--- BEGIN ---
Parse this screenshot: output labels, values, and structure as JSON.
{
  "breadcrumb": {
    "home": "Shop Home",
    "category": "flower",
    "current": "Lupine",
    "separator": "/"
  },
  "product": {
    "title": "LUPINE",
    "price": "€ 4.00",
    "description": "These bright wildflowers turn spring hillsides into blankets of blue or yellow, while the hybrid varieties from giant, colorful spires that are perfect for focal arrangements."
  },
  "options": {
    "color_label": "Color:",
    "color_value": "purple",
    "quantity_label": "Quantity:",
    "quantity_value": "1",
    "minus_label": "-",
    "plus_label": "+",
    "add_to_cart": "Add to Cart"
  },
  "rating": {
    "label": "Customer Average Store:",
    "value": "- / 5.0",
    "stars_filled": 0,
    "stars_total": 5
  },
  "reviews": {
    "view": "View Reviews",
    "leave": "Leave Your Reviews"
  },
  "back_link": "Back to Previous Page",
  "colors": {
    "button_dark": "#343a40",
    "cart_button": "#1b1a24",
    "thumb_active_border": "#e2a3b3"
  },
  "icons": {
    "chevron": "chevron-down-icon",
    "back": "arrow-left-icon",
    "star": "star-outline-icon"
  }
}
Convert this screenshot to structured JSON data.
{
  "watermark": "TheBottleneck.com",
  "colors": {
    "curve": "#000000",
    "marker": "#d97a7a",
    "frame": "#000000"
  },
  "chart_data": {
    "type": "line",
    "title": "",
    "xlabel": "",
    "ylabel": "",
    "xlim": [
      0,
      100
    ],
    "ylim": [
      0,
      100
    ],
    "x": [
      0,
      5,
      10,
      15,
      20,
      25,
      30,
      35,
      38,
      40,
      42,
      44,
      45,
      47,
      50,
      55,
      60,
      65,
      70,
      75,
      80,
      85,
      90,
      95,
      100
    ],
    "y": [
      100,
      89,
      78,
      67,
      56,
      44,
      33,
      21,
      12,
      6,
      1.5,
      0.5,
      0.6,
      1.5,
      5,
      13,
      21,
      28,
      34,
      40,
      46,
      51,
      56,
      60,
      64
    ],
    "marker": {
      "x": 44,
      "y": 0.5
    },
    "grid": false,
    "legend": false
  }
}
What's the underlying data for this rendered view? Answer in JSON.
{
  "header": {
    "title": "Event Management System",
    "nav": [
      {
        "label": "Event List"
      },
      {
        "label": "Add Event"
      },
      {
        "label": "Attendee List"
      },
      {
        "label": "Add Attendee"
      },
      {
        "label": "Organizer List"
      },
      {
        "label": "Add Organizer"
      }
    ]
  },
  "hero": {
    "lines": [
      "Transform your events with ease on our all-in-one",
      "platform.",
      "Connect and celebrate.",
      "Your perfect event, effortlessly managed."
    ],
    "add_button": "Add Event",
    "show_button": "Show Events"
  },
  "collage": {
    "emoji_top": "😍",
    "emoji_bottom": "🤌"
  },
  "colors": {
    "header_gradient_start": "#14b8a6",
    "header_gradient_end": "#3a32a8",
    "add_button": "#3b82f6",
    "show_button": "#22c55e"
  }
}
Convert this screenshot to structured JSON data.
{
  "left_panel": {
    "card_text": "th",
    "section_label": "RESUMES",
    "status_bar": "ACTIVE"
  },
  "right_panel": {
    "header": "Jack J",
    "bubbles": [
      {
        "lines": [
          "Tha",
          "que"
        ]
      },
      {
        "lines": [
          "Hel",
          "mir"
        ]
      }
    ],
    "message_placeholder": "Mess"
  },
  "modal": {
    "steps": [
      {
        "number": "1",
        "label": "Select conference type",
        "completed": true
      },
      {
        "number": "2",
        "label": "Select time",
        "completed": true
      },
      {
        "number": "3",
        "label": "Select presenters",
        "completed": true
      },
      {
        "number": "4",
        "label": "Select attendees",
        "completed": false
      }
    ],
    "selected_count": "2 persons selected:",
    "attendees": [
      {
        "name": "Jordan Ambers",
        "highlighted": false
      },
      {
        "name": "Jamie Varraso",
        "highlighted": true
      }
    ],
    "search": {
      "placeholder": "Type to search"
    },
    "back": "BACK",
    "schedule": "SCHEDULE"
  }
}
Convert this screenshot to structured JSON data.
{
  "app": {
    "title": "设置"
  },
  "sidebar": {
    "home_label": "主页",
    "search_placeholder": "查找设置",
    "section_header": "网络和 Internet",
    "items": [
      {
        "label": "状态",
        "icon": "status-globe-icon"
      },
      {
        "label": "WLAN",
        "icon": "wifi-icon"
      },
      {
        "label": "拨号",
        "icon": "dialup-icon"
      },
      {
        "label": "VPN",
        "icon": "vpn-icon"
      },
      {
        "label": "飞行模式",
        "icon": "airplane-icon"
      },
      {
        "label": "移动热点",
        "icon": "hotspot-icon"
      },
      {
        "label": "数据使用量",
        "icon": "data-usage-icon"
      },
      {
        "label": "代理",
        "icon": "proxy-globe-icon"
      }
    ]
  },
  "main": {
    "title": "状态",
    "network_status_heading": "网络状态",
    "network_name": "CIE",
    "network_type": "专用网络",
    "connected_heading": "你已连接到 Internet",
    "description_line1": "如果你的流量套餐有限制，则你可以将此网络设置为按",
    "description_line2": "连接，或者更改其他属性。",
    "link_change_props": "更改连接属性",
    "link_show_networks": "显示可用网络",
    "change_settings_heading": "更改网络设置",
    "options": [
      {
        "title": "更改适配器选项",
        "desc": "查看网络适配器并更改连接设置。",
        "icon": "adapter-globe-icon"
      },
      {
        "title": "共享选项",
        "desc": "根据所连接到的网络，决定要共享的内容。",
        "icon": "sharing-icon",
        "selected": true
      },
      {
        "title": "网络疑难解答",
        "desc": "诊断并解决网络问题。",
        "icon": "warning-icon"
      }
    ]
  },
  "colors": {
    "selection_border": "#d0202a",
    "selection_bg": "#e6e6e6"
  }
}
--- END ---
Task statement >> Write out every entry verbatim.

Task result >>
Parse this screenshot: output labels, values, and structure as JSON.
{
  "breadcrumb": {
    "home": "Shop Home",
    "category": "flower",
    "current": "Lupine",
    "separator": "/"
  },
  "product": {
    "title": "LUPINE",
    "price": "€ 4.00",
    "description": "These bright wildflowers turn spring hillsides into blankets of blue or yellow, while the hybrid varieties from giant, colorful spires that are perfect for focal arrangements."
  },
  "options": {
    "color_label": "Color:",
    "color_value": "purple",
    "quantity_label": "Quantity:",
    "quantity_value": "1",
    "minus_label": "-",
    "plus_label": "+",
    "add_to_cart": "Add to Cart"
  },
  "rating": {
    "label": "Customer Average Store:",
    "value": "- / 5.0",
    "stars_filled": 0,
    "stars_total": 5
  },
  "reviews": {
    "view": "View Reviews",
    "leave": "Leave Your Reviews"
  },
  "back_link": "Back to Previous Page",
  "colors": {
    "button_dark": "#343a40",
    "cart_button": "#1b1a24",
    "thumb_active_border": "#e2a3b3"
  },
  "icons": {
    "chevron": "chevron-down-icon",
    "back": "arrow-left-icon",
    "star": "star-outline-icon"
  }
}
Convert this screenshot to structured JSON data.
{
  "watermark": "TheBottleneck.com",
  "colors": {
    "curve": "#000000",
    "marker": "#d97a7a",
    "frame": "#000000"
  },
  "chart_data": {
    "type": "line",
    "title": "",
    "xlabel": "",
    "ylabel": "",
    "xlim": [
      0,
      100
    ],
    "ylim": [
      0,
      100
    ],
    "x": [
      0,
      5,
      10,
      15,
      20,
      25,
      30,
      35,
      38,
      40,
      42,
      44,
      45,
      47,
      50,
      55,
      60,
      65,
      70,
      75,
      80,
      85,
      90,
      95,
      100
    ],
    "y": [
      100,
      89,
      78,
      67,
      56,
      44,
      33,
      21,
      12,
      6,
      1.5,
      0.5,
      0.6,
      1.5,
      5,
      13,
      21,
      28,
      34,
      40,
      46,
      51,
      56,
      60,
      64
    ],
    "marker": {
      "x": 44,
      "y": 0.5
    },
    "grid": false,
    "legend": false
  }
}
What's the underlying data for this rendered view? Answer in JSON.
{
  "header": {
    "title": "Event Management System",
    "nav": [
      {
        "label": "Event List"
      },
      {
        "label": "Add Event"
      },
      {
        "label": "Attendee List"
      },
      {
        "label": "Add Attendee"
      },
      {
        "label": "Organizer List"
      },
      {
        "label": "Add Organizer"
      }
    ]
  },
  "hero": {
    "lines": [
      "Transform your events with ease on our all-in-one",
      "platform.",
      "Connect and celebrate.",
      "Your perfect event, effortlessly managed."
    ],
    "add_button": "Add Event",
    "show_button": "Show Events"
  },
  "collage": {
    "emoji_top": "😍",
    "emoji_bottom": "🤌"
  },
  "colors": {
    "header_gradient_start": "#14b8a6",
    "header_gradient_end": "#3a32a8",
    "add_button": "#3b82f6",
    "show_button": "#22c55e"
  }
}
Convert this screenshot to structured JSON data.
{
  "left_panel": {
    "card_text": "th",
    "section_label": "RESUMES",
    "status_bar": "ACTIVE"
  },
  "right_panel": {
    "header": "Jack J",
    "bubbles": [
      {
        "lines": [
          "Tha",
          "que"
        ]
      },
      {
        "lines": [
          "Hel",
          "mir"
        ]
      }
    ],
    "message_placeholder": "Mess"
  },
  "modal": {
    "steps": [
      {
        "number": "1",
        "label": "Select conference type",
        "completed": true
      },
      {
        "number": "2",
        "label": "Select time",
        "completed": true
      },
      {
        "number": "3",
        "label": "Select presenters",
        "completed": true
      },
      {
        "number": "4",
        "label": "Select attendees",
        "completed": false
      }
    ],
    "selected_count": "2 persons selected:",
    "attendees": [
      {
        "name": "Jordan Ambers",
        "highlighted": false
      },
      {
        "name": "Jamie Varraso",
        "highlighted": true
      }
    ],
    "search": {
      "placeholder": "Type to search"
    },
    "back": "BACK",
    "schedule": "SCHEDULE"
  }
}
Convert this screenshot to structured JSON data.
{
  "app": {
    "title": "设置"
  },
  "sidebar": {
    "home_label": "主页",
    "search_placeholder": "查找设置",
    "section_header": "网络和 Internet",
    "items": [
      {
        "label": "状态",
        "icon": "status-globe-icon"
      },
      {
        "label": "WLAN",
        "icon": "wifi-icon"
      },
      {
        "label": "拨号",
        "icon": "dialup-icon"
      },
      {
        "label": "VPN",
        "icon": "vpn-icon"
      },
      {
        "label": "飞行模式",
        "icon": "airplane-icon"
      },
      {
        "label": "移动热点",
        "icon": "hotspot-icon"
      },
      {
        "label": "数据使用量",
        "icon": "data-usage-icon"
      },
      {
        "label": "代理",
        "icon": "proxy-globe-icon"
      }
    ]
  },
  "main": {
    "title": "状态",
    "network_status_heading": "网络状态",
    "network_name": "CIE",
    "network_type": "专用网络",
    "connected_heading": "你已连接到 Internet",
    "description_line1": "如果你的流量套餐有限制，则你可以将此网络设置为按",
    "description_line2": "连接，或者更改其他属性。",
    "link_change_props": "更改连接属性",
    "link_show_networks": "显示可用网络",
    "change_settings_heading": "更改网络设置",
    "options": [
      {
        "title": "更改适配器选项",
        "desc": "查看网络适配器并更改连接设置。",
        "icon": "adapter-globe-icon"
      },
      {
        "title": "共享选项",
        "desc": "根据所连接到的网络，决定要共享的内容。",
        "icon": "sharing-icon",
        "selected": true
      },
      {
        "title": "网络疑难解答",
        "desc": "诊断并解决网络问题。",
        "icon": "warning-icon"
      }
    ]
  },
  "colors": {
    "selection_border": "#d0202a",
    "selection_bg": "#e6e6e6"
  }
}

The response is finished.